▶ _WORK REQUIRED_
All of the material below is to be restated word for word, apart from the pictures.

▶ _RECORDS FOR PROCESSING_

◆ ◆ ◆ ◆ ◆ ◆ ◆

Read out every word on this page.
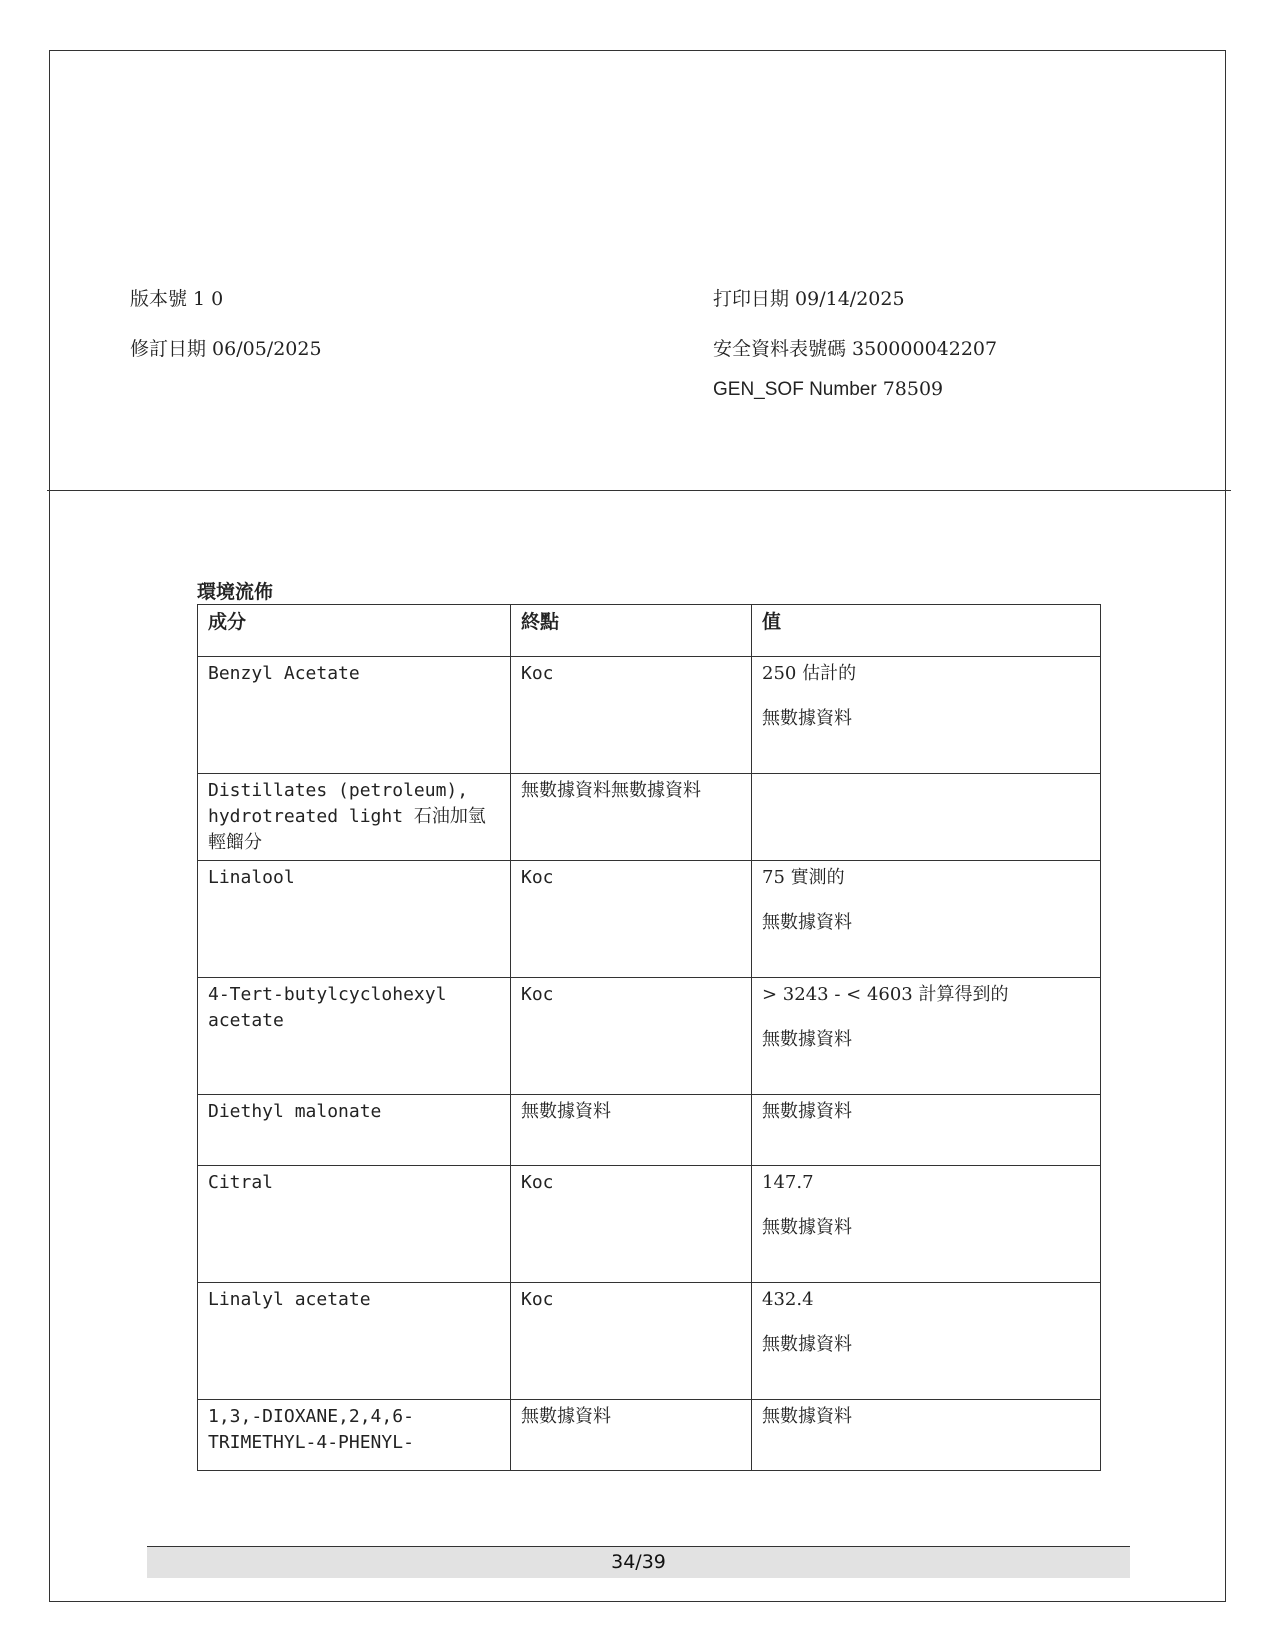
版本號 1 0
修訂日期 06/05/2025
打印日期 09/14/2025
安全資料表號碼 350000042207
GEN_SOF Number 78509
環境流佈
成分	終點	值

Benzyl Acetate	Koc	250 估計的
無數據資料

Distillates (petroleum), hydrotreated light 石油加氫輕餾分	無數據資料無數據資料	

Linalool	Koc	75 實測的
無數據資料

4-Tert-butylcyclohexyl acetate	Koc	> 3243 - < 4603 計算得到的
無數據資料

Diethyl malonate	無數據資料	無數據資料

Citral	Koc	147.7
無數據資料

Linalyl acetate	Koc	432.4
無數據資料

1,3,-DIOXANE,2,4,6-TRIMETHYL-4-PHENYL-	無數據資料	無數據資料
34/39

◆ ◆ ◆ ◆ ◆ ◆ ◆

▶ _WORKED SOLUTION_
Read out every word on this page.
版本號 1 0
修訂日期 06/05/2025
打印日期 09/14/2025
安全資料表號碼 350000042207
GEN_SOF Number 78509
環境流佈
成分	終點	值

Benzyl Acetate	Koc	250 估計的
無數據資料

Distillates (petroleum), hydrotreated light 石油加氫輕餾分	無數據資料無數據資料	

Linalool	Koc	75 實測的
無數據資料

4-Tert-butylcyclohexyl acetate	Koc	> 3243 - < 4603 計算得到的
無數據資料

Diethyl malonate	無數據資料	無數據資料

Citral	Koc	147.7
無數據資料

Linalyl acetate	Koc	432.4
無數據資料

1,3,-DIOXANE,2,4,6-TRIMETHYL-4-PHENYL-	無數據資料	無數據資料
34/39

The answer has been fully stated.